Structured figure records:
--------

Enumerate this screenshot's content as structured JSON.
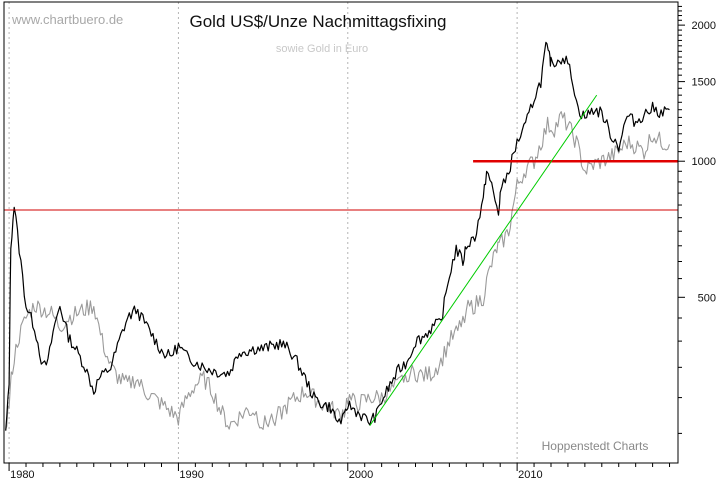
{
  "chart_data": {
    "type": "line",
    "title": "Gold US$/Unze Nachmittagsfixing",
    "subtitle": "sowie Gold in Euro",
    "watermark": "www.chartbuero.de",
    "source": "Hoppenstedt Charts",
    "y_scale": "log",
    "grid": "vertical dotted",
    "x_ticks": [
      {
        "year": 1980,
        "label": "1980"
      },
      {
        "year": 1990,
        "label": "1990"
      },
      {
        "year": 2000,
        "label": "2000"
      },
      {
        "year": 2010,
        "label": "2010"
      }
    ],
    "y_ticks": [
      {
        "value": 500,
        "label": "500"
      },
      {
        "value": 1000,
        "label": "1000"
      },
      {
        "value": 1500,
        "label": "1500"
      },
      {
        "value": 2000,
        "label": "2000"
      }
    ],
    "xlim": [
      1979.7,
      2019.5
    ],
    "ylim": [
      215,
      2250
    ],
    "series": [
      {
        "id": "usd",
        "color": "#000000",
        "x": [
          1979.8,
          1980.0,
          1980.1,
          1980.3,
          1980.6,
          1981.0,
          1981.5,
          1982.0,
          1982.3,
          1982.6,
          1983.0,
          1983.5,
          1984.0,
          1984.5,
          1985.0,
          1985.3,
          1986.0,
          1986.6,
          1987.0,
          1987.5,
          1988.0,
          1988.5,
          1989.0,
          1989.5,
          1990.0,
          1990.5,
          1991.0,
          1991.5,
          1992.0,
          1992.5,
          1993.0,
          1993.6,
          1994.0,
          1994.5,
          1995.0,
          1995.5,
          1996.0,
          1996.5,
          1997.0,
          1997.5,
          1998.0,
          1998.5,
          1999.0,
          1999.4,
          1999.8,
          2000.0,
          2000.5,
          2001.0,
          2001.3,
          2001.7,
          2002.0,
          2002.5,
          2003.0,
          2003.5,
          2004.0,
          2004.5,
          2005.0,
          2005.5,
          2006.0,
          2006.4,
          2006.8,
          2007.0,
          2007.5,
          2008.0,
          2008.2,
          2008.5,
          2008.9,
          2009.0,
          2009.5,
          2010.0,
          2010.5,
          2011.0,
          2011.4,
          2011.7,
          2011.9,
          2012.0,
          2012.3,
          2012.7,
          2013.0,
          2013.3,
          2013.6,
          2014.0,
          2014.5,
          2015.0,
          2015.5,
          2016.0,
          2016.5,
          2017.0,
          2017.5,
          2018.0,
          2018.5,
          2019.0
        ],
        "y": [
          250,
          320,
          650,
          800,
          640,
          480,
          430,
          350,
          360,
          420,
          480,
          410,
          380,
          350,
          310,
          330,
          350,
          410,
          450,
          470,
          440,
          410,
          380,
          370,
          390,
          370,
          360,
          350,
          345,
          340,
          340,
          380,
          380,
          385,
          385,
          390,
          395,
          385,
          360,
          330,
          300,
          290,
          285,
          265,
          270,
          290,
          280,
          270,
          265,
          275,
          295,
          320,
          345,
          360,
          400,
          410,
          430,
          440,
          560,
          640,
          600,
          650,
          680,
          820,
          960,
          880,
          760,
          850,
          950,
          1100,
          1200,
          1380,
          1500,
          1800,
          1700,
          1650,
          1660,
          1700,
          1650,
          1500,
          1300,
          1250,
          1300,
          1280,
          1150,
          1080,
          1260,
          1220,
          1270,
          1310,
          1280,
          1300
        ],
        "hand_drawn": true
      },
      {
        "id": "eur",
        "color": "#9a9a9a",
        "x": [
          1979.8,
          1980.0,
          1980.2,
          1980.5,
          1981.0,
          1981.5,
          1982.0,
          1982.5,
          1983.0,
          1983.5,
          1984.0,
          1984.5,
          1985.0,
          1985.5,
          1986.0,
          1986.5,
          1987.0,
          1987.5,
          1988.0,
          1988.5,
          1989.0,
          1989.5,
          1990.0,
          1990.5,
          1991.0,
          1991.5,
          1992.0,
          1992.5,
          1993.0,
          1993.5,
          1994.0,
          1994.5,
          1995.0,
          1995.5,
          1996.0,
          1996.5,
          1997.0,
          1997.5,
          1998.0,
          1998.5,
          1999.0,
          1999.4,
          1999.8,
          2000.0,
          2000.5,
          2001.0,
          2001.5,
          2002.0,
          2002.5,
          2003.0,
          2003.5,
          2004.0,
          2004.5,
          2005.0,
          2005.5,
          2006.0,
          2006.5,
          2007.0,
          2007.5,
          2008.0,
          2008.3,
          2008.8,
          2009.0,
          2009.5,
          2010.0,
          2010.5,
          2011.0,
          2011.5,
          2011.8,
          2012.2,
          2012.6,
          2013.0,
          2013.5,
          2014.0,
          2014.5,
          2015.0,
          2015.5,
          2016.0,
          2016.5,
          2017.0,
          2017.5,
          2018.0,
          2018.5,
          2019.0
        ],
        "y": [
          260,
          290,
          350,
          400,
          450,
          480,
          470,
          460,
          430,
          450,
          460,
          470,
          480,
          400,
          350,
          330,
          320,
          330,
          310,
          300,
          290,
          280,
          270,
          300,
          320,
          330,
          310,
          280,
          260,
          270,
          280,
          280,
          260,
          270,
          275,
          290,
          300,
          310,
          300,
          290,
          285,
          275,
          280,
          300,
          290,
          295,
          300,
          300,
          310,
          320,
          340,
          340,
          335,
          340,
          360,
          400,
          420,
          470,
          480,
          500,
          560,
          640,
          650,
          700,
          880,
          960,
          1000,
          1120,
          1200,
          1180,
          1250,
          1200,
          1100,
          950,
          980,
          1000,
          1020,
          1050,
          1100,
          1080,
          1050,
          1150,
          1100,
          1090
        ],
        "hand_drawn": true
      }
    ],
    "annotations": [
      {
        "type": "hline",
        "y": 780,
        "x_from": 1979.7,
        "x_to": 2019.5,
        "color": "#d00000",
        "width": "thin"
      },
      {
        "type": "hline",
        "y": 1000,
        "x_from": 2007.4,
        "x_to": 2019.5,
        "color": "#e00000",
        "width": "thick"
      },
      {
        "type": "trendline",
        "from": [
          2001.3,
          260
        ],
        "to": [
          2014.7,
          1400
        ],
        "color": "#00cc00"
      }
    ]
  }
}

--------

● **Required work**
Go through the entries above and print each one exactly, minus the pictures.

● **Exercise response**
Enumerate this screenshot's content as structured JSON.
{
  "chart_data": {
    "type": "line",
    "title": "Gold US$/Unze Nachmittagsfixing",
    "subtitle": "sowie Gold in Euro",
    "watermark": "www.chartbuero.de",
    "source": "Hoppenstedt Charts",
    "y_scale": "log",
    "grid": "vertical dotted",
    "x_ticks": [
      {
        "year": 1980,
        "label": "1980"
      },
      {
        "year": 1990,
        "label": "1990"
      },
      {
        "year": 2000,
        "label": "2000"
      },
      {
        "year": 2010,
        "label": "2010"
      }
    ],
    "y_ticks": [
      {
        "value": 500,
        "label": "500"
      },
      {
        "value": 1000,
        "label": "1000"
      },
      {
        "value": 1500,
        "label": "1500"
      },
      {
        "value": 2000,
        "label": "2000"
      }
    ],
    "xlim": [
      1979.7,
      2019.5
    ],
    "ylim": [
      215,
      2250
    ],
    "series": [
      {
        "id": "usd",
        "color": "#000000",
        "x": [
          1979.8,
          1980.0,
          1980.1,
          1980.3,
          1980.6,
          1981.0,
          1981.5,
          1982.0,
          1982.3,
          1982.6,
          1983.0,
          1983.5,
          1984.0,
          1984.5,
          1985.0,
          1985.3,
          1986.0,
          1986.6,
          1987.0,
          1987.5,
          1988.0,
          1988.5,
          1989.0,
          1989.5,
          1990.0,
          1990.5,
          1991.0,
          1991.5,
          1992.0,
          1992.5,
          1993.0,
          1993.6,
          1994.0,
          1994.5,
          1995.0,
          1995.5,
          1996.0,
          1996.5,
          1997.0,
          1997.5,
          1998.0,
          1998.5,
          1999.0,
          1999.4,
          1999.8,
          2000.0,
          2000.5,
          2001.0,
          2001.3,
          2001.7,
          2002.0,
          2002.5,
          2003.0,
          2003.5,
          2004.0,
          2004.5,
          2005.0,
          2005.5,
          2006.0,
          2006.4,
          2006.8,
          2007.0,
          2007.5,
          2008.0,
          2008.2,
          2008.5,
          2008.9,
          2009.0,
          2009.5,
          2010.0,
          2010.5,
          2011.0,
          2011.4,
          2011.7,
          2011.9,
          2012.0,
          2012.3,
          2012.7,
          2013.0,
          2013.3,
          2013.6,
          2014.0,
          2014.5,
          2015.0,
          2015.5,
          2016.0,
          2016.5,
          2017.0,
          2017.5,
          2018.0,
          2018.5,
          2019.0
        ],
        "y": [
          250,
          320,
          650,
          800,
          640,
          480,
          430,
          350,
          360,
          420,
          480,
          410,
          380,
          350,
          310,
          330,
          350,
          410,
          450,
          470,
          440,
          410,
          380,
          370,
          390,
          370,
          360,
          350,
          345,
          340,
          340,
          380,
          380,
          385,
          385,
          390,
          395,
          385,
          360,
          330,
          300,
          290,
          285,
          265,
          270,
          290,
          280,
          270,
          265,
          275,
          295,
          320,
          345,
          360,
          400,
          410,
          430,
          440,
          560,
          640,
          600,
          650,
          680,
          820,
          960,
          880,
          760,
          850,
          950,
          1100,
          1200,
          1380,
          1500,
          1800,
          1700,
          1650,
          1660,
          1700,
          1650,
          1500,
          1300,
          1250,
          1300,
          1280,
          1150,
          1080,
          1260,
          1220,
          1270,
          1310,
          1280,
          1300
        ],
        "hand_drawn": true
      },
      {
        "id": "eur",
        "color": "#9a9a9a",
        "x": [
          1979.8,
          1980.0,
          1980.2,
          1980.5,
          1981.0,
          1981.5,
          1982.0,
          1982.5,
          1983.0,
          1983.5,
          1984.0,
          1984.5,
          1985.0,
          1985.5,
          1986.0,
          1986.5,
          1987.0,
          1987.5,
          1988.0,
          1988.5,
          1989.0,
          1989.5,
          1990.0,
          1990.5,
          1991.0,
          1991.5,
          1992.0,
          1992.5,
          1993.0,
          1993.5,
          1994.0,
          1994.5,
          1995.0,
          1995.5,
          1996.0,
          1996.5,
          1997.0,
          1997.5,
          1998.0,
          1998.5,
          1999.0,
          1999.4,
          1999.8,
          2000.0,
          2000.5,
          2001.0,
          2001.5,
          2002.0,
          2002.5,
          2003.0,
          2003.5,
          2004.0,
          2004.5,
          2005.0,
          2005.5,
          2006.0,
          2006.5,
          2007.0,
          2007.5,
          2008.0,
          2008.3,
          2008.8,
          2009.0,
          2009.5,
          2010.0,
          2010.5,
          2011.0,
          2011.5,
          2011.8,
          2012.2,
          2012.6,
          2013.0,
          2013.5,
          2014.0,
          2014.5,
          2015.0,
          2015.5,
          2016.0,
          2016.5,
          2017.0,
          2017.5,
          2018.0,
          2018.5,
          2019.0
        ],
        "y": [
          260,
          290,
          350,
          400,
          450,
          480,
          470,
          460,
          430,
          450,
          460,
          470,
          480,
          400,
          350,
          330,
          320,
          330,
          310,
          300,
          290,
          280,
          270,
          300,
          320,
          330,
          310,
          280,
          260,
          270,
          280,
          280,
          260,
          270,
          275,
          290,
          300,
          310,
          300,
          290,
          285,
          275,
          280,
          300,
          290,
          295,
          300,
          300,
          310,
          320,
          340,
          340,
          335,
          340,
          360,
          400,
          420,
          470,
          480,
          500,
          560,
          640,
          650,
          700,
          880,
          960,
          1000,
          1120,
          1200,
          1180,
          1250,
          1200,
          1100,
          950,
          980,
          1000,
          1020,
          1050,
          1100,
          1080,
          1050,
          1150,
          1100,
          1090
        ],
        "hand_drawn": true
      }
    ],
    "annotations": [
      {
        "type": "hline",
        "y": 780,
        "x_from": 1979.7,
        "x_to": 2019.5,
        "color": "#d00000",
        "width": "thin"
      },
      {
        "type": "hline",
        "y": 1000,
        "x_from": 2007.4,
        "x_to": 2019.5,
        "color": "#e00000",
        "width": "thick"
      },
      {
        "type": "trendline",
        "from": [
          2001.3,
          260
        ],
        "to": [
          2014.7,
          1400
        ],
        "color": "#00cc00"
      }
    ]
  }
}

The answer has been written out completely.